§ **The input**:
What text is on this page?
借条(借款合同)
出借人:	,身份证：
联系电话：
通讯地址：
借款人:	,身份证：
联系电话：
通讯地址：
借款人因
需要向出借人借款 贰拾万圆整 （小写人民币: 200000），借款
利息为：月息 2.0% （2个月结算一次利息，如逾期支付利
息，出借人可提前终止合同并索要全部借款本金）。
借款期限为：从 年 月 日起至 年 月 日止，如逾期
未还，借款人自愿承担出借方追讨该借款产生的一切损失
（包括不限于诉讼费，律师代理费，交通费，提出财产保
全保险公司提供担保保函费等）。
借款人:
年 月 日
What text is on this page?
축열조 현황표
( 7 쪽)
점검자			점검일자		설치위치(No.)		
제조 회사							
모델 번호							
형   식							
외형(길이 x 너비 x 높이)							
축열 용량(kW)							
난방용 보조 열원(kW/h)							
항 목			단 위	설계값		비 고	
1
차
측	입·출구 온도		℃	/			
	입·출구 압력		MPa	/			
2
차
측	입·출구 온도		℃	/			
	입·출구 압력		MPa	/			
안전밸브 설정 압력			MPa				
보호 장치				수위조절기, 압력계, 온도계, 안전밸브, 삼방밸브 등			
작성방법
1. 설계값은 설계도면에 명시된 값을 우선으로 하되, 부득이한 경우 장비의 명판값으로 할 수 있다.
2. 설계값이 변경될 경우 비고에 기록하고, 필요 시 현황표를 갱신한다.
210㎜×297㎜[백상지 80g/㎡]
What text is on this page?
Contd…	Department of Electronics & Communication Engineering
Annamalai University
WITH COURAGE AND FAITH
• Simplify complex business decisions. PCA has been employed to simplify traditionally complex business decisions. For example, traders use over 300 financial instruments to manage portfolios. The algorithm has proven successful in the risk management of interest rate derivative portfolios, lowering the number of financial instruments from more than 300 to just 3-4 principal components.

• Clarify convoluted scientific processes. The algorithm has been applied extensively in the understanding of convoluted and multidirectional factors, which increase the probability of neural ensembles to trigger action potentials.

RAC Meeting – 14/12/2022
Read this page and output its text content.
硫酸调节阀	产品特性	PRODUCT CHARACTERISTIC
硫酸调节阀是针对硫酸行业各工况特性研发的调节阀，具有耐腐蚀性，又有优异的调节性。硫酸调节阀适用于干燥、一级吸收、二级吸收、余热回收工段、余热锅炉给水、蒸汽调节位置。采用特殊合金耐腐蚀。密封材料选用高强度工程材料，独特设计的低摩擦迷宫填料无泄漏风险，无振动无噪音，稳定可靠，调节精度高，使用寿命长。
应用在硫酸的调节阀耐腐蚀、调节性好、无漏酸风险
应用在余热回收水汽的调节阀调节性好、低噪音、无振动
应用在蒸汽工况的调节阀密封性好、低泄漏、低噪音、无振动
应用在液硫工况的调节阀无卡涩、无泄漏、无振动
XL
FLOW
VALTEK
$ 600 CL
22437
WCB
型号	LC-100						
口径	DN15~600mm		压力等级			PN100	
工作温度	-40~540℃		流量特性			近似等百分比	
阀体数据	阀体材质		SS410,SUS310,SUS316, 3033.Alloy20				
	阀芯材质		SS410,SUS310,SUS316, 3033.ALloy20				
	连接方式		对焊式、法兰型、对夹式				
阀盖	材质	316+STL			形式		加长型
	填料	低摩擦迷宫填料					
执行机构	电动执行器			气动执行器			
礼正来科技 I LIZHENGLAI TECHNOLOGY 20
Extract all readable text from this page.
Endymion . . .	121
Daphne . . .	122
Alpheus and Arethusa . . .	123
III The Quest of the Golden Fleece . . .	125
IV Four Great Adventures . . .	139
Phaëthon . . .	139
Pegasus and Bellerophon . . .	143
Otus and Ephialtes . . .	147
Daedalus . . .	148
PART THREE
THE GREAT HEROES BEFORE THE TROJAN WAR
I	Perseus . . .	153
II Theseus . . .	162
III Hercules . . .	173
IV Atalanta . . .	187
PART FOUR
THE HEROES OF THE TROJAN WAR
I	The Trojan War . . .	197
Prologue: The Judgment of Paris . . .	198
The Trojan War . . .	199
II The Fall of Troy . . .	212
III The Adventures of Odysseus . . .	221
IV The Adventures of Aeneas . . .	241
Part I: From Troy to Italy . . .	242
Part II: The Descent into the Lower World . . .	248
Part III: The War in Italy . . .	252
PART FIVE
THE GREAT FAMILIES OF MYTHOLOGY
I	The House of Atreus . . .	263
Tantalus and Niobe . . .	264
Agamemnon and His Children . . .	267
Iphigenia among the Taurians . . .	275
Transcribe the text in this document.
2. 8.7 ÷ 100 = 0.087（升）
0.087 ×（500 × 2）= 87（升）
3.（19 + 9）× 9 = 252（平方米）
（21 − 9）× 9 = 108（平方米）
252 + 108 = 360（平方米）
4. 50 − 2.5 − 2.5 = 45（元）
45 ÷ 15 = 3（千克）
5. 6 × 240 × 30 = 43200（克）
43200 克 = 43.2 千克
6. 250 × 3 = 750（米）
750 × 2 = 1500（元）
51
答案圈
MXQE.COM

§ **Task goal**: Reproduce the full listing above, character for character.

§ **Solution**:
What text is on this page?
借条(借款合同)
出借人:	,身份证：
联系电话：
通讯地址：
借款人:	,身份证：
联系电话：
通讯地址：
借款人因
需要向出借人借款 贰拾万圆整 （小写人民币: 200000），借款
利息为：月息 2.0% （2个月结算一次利息，如逾期支付利
息，出借人可提前终止合同并索要全部借款本金）。
借款期限为：从 年 月 日起至 年 月 日止，如逾期
未还，借款人自愿承担出借方追讨该借款产生的一切损失
（包括不限于诉讼费，律师代理费，交通费，提出财产保
全保险公司提供担保保函费等）。
借款人:
年 月 日
What text is on this page?
축열조 현황표
( 7 쪽)
점검자			점검일자		설치위치(No.)		
제조 회사							
모델 번호							
형   식							
외형(길이 x 너비 x 높이)							
축열 용량(kW)							
난방용 보조 열원(kW/h)							
항 목			단 위	설계값		비 고	
1
차
측	입·출구 온도		℃	/			
	입·출구 압력		MPa	/			
2
차
측	입·출구 온도		℃	/			
	입·출구 압력		MPa	/			
안전밸브 설정 압력			MPa				
보호 장치				수위조절기, 압력계, 온도계, 안전밸브, 삼방밸브 등			
작성방법
1. 설계값은 설계도면에 명시된 값을 우선으로 하되, 부득이한 경우 장비의 명판값으로 할 수 있다.
2. 설계값이 변경될 경우 비고에 기록하고, 필요 시 현황표를 갱신한다.
210㎜×297㎜[백상지 80g/㎡]
What text is on this page?
Contd…	Department of Electronics & Communication Engineering
Annamalai University
WITH COURAGE AND FAITH
• Simplify complex business decisions. PCA has been employed to simplify traditionally complex business decisions. For example, traders use over 300 financial instruments to manage portfolios. The algorithm has proven successful in the risk management of interest rate derivative portfolios, lowering the number of financial instruments from more than 300 to just 3-4 principal components.

• Clarify convoluted scientific processes. The algorithm has been applied extensively in the understanding of convoluted and multidirectional factors, which increase the probability of neural ensembles to trigger action potentials.

RAC Meeting – 14/12/2022
Read this page and output its text content.
硫酸调节阀	产品特性	PRODUCT CHARACTERISTIC
硫酸调节阀是针对硫酸行业各工况特性研发的调节阀，具有耐腐蚀性，又有优异的调节性。硫酸调节阀适用于干燥、一级吸收、二级吸收、余热回收工段、余热锅炉给水、蒸汽调节位置。采用特殊合金耐腐蚀。密封材料选用高强度工程材料，独特设计的低摩擦迷宫填料无泄漏风险，无振动无噪音，稳定可靠，调节精度高，使用寿命长。
应用在硫酸的调节阀耐腐蚀、调节性好、无漏酸风险
应用在余热回收水汽的调节阀调节性好、低噪音、无振动
应用在蒸汽工况的调节阀密封性好、低泄漏、低噪音、无振动
应用在液硫工况的调节阀无卡涩、无泄漏、无振动
XL
FLOW
VALTEK
$ 600 CL
22437
WCB
型号	LC-100						
口径	DN15~600mm		压力等级			PN100	
工作温度	-40~540℃		流量特性			近似等百分比	
阀体数据	阀体材质		SS410,SUS310,SUS316, 3033.Alloy20				
	阀芯材质		SS410,SUS310,SUS316, 3033.ALloy20				
	连接方式		对焊式、法兰型、对夹式				
阀盖	材质	316+STL			形式		加长型
	填料	低摩擦迷宫填料					
执行机构	电动执行器			气动执行器			
礼正来科技 I LIZHENGLAI TECHNOLOGY 20
Extract all readable text from this page.
Endymion . . .	121
Daphne . . .	122
Alpheus and Arethusa . . .	123
III The Quest of the Golden Fleece . . .	125
IV Four Great Adventures . . .	139
Phaëthon . . .	139
Pegasus and Bellerophon . . .	143
Otus and Ephialtes . . .	147
Daedalus . . .	148
PART THREE
THE GREAT HEROES BEFORE THE TROJAN WAR
I	Perseus . . .	153
II Theseus . . .	162
III Hercules . . .	173
IV Atalanta . . .	187
PART FOUR
THE HEROES OF THE TROJAN WAR
I	The Trojan War . . .	197
Prologue: The Judgment of Paris . . .	198
The Trojan War . . .	199
II The Fall of Troy . . .	212
III The Adventures of Odysseus . . .	221
IV The Adventures of Aeneas . . .	241
Part I: From Troy to Italy . . .	242
Part II: The Descent into the Lower World . . .	248
Part III: The War in Italy . . .	252
PART FIVE
THE GREAT FAMILIES OF MYTHOLOGY
I	The House of Atreus . . .	263
Tantalus and Niobe . . .	264
Agamemnon and His Children . . .	267
Iphigenia among the Taurians . . .	275
Transcribe the text in this document.
2. 8.7 ÷ 100 = 0.087（升）
0.087 ×（500 × 2）= 87（升）
3.（19 + 9）× 9 = 252（平方米）
（21 − 9）× 9 = 108（平方米）
252 + 108 = 360（平方米）
4. 50 − 2.5 − 2.5 = 45（元）
45 ÷ 15 = 3（千克）
5. 6 × 240 × 30 = 43200（克）
43200 克 = 43.2 千克
6. 250 × 3 = 750（米）
750 × 2 = 1500（元）
51
答案圈
MXQE.COM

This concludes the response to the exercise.